Stored records:

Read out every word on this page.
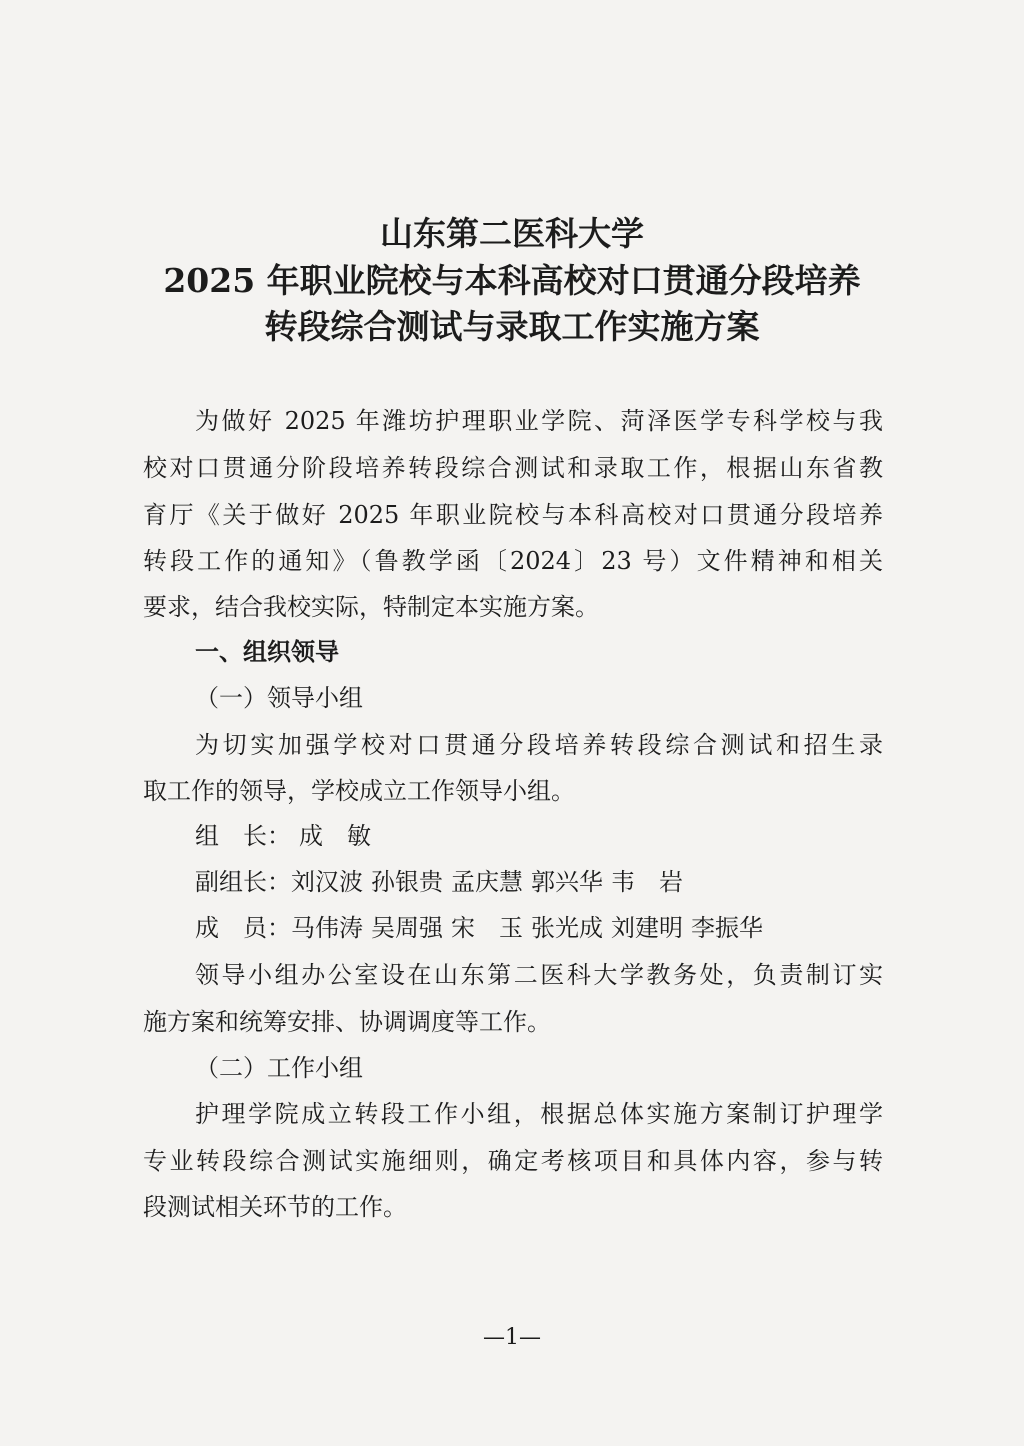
山东第二医科大学
2025 年职业院校与本科高校对口贯通分段培养
转段综合测试与录取工作实施方案
为做好 2025 年潍坊护理职业学院、菏泽医学专科学校与我
校对口贯通分阶段培养转段综合测试和录取工作，根据山东省教
育厅《关于做好 2025 年职业院校与本科高校对口贯通分段培养
转段工作的通知》（鲁教学函〔2024〕23 号）文件精神和相关
要求，结合我校实际，特制定本实施方案。
一、组织领导
（一）领导小组
为切实加强学校对口贯通分段培养转段综合测试和招生录
取工作的领导，学校成立工作领导小组。
组　长： 成　敏
副组长：刘汉波 孙银贵 孟庆慧 郭兴华 韦　岩
成　员：马伟涛 吴周强 宋　玉 张光成 刘建明 李振华
领导小组办公室设在山东第二医科大学教务处，负责制订实
施方案和统筹安排、协调调度等工作。
（二）工作小组
护理学院成立转段工作小组，根据总体实施方案制订护理学
专业转段综合测试实施细则，确定考核项目和具体内容，参与转
段测试相关环节的工作。
—1—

*Stated problem*. Omit every picture, then repeat the remaining data exactly as it appears above.

*Full answer*.
Read out every word on this page.
山东第二医科大学
2025 年职业院校与本科高校对口贯通分段培养
转段综合测试与录取工作实施方案
为做好 2025 年潍坊护理职业学院、菏泽医学专科学校与我
校对口贯通分阶段培养转段综合测试和录取工作，根据山东省教
育厅《关于做好 2025 年职业院校与本科高校对口贯通分段培养
转段工作的通知》（鲁教学函〔2024〕23 号）文件精神和相关
要求，结合我校实际，特制定本实施方案。
一、组织领导
（一）领导小组
为切实加强学校对口贯通分段培养转段综合测试和招生录
取工作的领导，学校成立工作领导小组。
组　长： 成　敏
副组长：刘汉波 孙银贵 孟庆慧 郭兴华 韦　岩
成　员：马伟涛 吴周强 宋　玉 张光成 刘建明 李振华
领导小组办公室设在山东第二医科大学教务处，负责制订实
施方案和统筹安排、协调调度等工作。
（二）工作小组
护理学院成立转段工作小组，根据总体实施方案制订护理学
专业转段综合测试实施细则，确定考核项目和具体内容，参与转
段测试相关环节的工作。
—1—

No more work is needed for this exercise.